# Start of DATA SUPPLIED
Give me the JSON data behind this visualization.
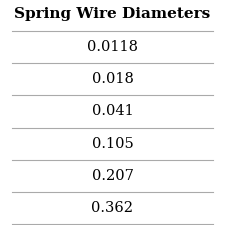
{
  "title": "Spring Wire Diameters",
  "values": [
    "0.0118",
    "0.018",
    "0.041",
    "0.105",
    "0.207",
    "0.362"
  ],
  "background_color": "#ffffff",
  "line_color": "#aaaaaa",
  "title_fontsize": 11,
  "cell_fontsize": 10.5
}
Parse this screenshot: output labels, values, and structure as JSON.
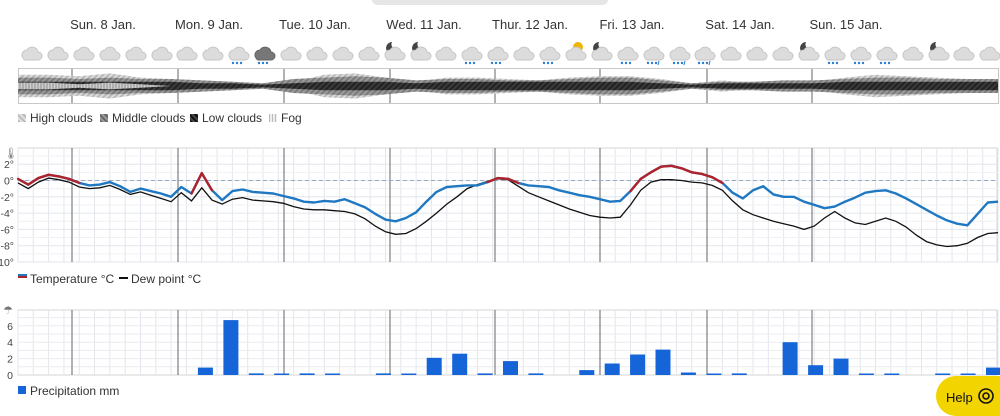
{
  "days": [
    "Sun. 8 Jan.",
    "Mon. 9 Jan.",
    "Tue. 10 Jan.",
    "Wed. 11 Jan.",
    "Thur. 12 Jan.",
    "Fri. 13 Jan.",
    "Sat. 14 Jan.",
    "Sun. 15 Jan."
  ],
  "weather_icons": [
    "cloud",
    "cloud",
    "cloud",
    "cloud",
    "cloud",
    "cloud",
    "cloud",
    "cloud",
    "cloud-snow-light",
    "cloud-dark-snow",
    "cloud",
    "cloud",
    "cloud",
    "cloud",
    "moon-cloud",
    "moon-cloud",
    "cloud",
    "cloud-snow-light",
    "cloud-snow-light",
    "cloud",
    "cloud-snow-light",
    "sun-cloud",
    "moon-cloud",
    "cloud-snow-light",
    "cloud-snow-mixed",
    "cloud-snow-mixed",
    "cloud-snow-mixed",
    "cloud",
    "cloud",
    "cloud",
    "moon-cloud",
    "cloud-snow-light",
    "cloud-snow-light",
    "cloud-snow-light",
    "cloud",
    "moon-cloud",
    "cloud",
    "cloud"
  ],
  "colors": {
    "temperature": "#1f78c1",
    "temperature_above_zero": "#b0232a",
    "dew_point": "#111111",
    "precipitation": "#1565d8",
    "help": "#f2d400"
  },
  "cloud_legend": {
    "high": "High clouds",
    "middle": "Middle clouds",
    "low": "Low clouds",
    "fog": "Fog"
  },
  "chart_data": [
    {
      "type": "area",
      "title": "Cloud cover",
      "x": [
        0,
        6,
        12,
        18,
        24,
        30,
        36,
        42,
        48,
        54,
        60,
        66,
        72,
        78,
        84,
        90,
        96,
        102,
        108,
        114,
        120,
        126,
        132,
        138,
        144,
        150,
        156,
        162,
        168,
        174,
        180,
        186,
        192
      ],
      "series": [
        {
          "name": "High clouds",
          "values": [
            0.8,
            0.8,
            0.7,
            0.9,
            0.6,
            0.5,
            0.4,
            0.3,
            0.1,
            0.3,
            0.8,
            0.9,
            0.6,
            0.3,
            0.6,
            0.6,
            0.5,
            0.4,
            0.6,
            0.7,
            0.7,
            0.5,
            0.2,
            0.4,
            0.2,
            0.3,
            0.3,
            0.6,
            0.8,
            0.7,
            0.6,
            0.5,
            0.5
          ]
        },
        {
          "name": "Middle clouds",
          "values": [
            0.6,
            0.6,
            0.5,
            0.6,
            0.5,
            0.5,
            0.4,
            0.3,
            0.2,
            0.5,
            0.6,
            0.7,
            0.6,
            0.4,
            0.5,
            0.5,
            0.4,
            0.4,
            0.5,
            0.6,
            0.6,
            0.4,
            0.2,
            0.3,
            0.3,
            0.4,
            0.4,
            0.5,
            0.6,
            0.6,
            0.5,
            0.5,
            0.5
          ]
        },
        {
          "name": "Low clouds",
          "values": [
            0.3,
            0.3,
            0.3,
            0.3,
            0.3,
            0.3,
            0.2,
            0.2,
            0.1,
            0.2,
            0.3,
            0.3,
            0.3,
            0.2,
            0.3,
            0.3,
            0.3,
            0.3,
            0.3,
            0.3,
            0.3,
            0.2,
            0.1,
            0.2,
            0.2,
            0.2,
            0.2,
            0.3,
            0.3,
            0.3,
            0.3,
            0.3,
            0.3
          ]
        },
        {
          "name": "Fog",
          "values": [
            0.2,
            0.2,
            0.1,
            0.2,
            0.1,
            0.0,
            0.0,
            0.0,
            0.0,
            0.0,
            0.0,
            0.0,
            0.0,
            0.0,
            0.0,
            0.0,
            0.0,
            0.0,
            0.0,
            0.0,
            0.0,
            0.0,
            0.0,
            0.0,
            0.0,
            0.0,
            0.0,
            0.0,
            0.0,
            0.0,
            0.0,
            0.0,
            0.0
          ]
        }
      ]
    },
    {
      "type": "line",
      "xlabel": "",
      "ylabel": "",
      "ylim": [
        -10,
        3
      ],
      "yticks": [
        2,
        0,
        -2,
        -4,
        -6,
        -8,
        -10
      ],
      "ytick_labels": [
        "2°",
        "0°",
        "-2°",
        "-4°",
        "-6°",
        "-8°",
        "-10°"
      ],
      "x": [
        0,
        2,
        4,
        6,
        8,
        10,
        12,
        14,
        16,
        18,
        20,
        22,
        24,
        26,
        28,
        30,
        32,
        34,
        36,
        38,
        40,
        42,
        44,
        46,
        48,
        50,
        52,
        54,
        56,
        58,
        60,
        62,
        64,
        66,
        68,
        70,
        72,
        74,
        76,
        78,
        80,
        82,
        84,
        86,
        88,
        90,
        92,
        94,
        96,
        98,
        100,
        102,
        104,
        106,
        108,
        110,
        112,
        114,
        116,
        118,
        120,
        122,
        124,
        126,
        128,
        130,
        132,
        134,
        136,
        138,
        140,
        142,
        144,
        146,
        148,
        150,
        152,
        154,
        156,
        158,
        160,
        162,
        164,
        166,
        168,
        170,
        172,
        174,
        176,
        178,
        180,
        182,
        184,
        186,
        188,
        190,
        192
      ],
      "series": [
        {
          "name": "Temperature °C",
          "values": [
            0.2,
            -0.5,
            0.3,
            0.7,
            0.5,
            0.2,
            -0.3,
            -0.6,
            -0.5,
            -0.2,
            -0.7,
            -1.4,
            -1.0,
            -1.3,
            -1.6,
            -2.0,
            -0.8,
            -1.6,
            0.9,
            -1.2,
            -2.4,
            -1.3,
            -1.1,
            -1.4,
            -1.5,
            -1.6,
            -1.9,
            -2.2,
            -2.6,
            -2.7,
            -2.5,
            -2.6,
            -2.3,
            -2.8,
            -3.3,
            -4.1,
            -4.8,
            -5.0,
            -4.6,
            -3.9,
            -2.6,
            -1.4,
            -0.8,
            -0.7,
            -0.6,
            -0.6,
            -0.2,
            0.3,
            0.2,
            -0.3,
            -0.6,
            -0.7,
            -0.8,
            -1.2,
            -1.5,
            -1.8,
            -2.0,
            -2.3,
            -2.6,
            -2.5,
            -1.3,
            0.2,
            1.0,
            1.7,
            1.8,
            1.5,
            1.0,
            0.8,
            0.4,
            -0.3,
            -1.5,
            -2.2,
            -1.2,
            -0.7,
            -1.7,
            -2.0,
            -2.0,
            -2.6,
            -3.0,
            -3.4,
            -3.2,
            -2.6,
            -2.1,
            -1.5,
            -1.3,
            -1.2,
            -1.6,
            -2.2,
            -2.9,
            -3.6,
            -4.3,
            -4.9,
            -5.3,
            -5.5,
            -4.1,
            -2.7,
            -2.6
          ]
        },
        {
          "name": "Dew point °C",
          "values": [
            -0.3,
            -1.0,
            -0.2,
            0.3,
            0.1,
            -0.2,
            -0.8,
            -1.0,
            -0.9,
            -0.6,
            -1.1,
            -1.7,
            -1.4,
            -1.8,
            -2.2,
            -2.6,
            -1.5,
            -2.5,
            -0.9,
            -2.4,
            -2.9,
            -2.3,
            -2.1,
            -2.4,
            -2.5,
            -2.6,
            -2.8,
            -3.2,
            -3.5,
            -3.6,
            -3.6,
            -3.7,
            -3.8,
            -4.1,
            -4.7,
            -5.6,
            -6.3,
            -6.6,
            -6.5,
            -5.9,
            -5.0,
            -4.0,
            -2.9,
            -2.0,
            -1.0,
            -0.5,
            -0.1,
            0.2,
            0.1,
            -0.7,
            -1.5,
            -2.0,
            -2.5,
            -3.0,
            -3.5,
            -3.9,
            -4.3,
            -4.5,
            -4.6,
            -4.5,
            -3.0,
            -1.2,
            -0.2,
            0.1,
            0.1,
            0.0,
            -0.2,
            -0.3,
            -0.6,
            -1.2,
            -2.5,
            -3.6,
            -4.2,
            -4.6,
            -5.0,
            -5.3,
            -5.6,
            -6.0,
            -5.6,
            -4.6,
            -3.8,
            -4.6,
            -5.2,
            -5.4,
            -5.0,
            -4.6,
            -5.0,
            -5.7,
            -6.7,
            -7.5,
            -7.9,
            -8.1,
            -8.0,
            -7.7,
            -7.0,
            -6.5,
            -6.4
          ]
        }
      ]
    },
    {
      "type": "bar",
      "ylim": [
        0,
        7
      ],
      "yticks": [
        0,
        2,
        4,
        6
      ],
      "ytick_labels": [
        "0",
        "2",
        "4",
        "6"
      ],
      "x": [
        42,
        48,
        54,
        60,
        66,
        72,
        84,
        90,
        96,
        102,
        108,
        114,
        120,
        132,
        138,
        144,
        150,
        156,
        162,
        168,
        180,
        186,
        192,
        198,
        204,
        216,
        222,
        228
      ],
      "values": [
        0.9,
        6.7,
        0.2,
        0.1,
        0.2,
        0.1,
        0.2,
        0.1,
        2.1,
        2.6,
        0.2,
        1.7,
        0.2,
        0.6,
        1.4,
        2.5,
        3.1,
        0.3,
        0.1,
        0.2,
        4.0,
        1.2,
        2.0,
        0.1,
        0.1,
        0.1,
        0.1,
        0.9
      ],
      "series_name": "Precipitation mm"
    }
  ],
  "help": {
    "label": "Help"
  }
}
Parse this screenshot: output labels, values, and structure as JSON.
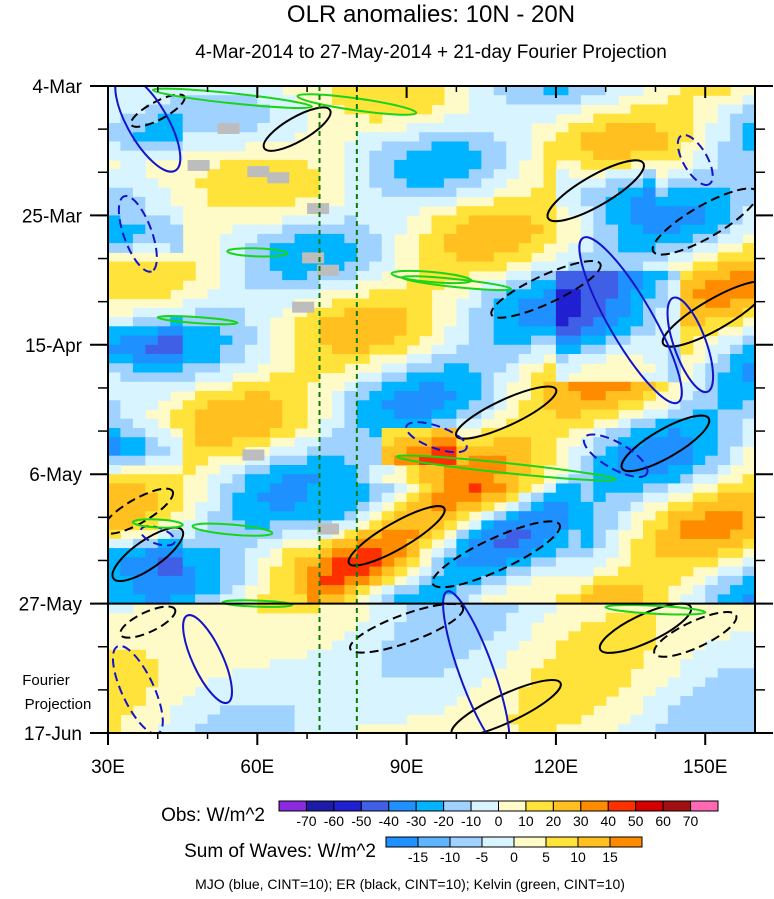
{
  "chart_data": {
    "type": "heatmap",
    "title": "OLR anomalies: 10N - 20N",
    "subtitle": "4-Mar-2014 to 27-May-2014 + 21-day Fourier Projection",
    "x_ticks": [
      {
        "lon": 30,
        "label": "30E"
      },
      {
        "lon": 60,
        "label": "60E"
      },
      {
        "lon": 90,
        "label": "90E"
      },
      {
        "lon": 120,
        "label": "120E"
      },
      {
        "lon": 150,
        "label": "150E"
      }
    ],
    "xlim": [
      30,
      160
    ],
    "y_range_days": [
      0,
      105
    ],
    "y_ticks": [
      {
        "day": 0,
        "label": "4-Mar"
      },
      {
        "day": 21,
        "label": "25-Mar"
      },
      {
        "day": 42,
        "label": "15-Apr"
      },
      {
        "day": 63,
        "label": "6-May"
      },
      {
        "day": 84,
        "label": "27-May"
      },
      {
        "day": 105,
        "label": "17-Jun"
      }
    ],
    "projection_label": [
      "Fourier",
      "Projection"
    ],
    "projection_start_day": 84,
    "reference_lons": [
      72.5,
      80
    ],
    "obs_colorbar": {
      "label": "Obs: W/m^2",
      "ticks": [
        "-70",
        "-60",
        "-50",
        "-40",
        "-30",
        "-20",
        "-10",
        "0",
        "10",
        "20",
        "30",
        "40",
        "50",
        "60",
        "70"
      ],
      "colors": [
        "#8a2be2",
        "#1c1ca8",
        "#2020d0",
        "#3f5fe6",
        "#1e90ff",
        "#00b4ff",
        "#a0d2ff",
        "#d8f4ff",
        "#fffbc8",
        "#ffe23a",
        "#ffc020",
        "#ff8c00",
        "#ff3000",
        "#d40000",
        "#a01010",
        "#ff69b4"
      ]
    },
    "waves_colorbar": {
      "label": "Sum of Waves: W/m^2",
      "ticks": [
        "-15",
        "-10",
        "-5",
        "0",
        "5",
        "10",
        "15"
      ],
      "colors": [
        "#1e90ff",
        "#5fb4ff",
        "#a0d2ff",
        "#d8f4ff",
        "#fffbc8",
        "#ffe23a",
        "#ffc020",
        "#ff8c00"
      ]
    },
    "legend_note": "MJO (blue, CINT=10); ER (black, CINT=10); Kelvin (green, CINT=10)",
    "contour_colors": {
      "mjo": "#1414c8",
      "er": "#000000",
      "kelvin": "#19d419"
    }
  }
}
# End of DATA SUPPLIED
WORK TO COMPLETE - Lines holding the word "clouds" in the entries above are the ones to pull out. Copy them all.

OUTPUT FOR THIS TASK -
    "high": "High clouds",
    "middle": "Middle clouds",
    "low": "Low clouds",
          "name": "High clouds",
          "name": "Middle clouds",
          "name": "Low clouds",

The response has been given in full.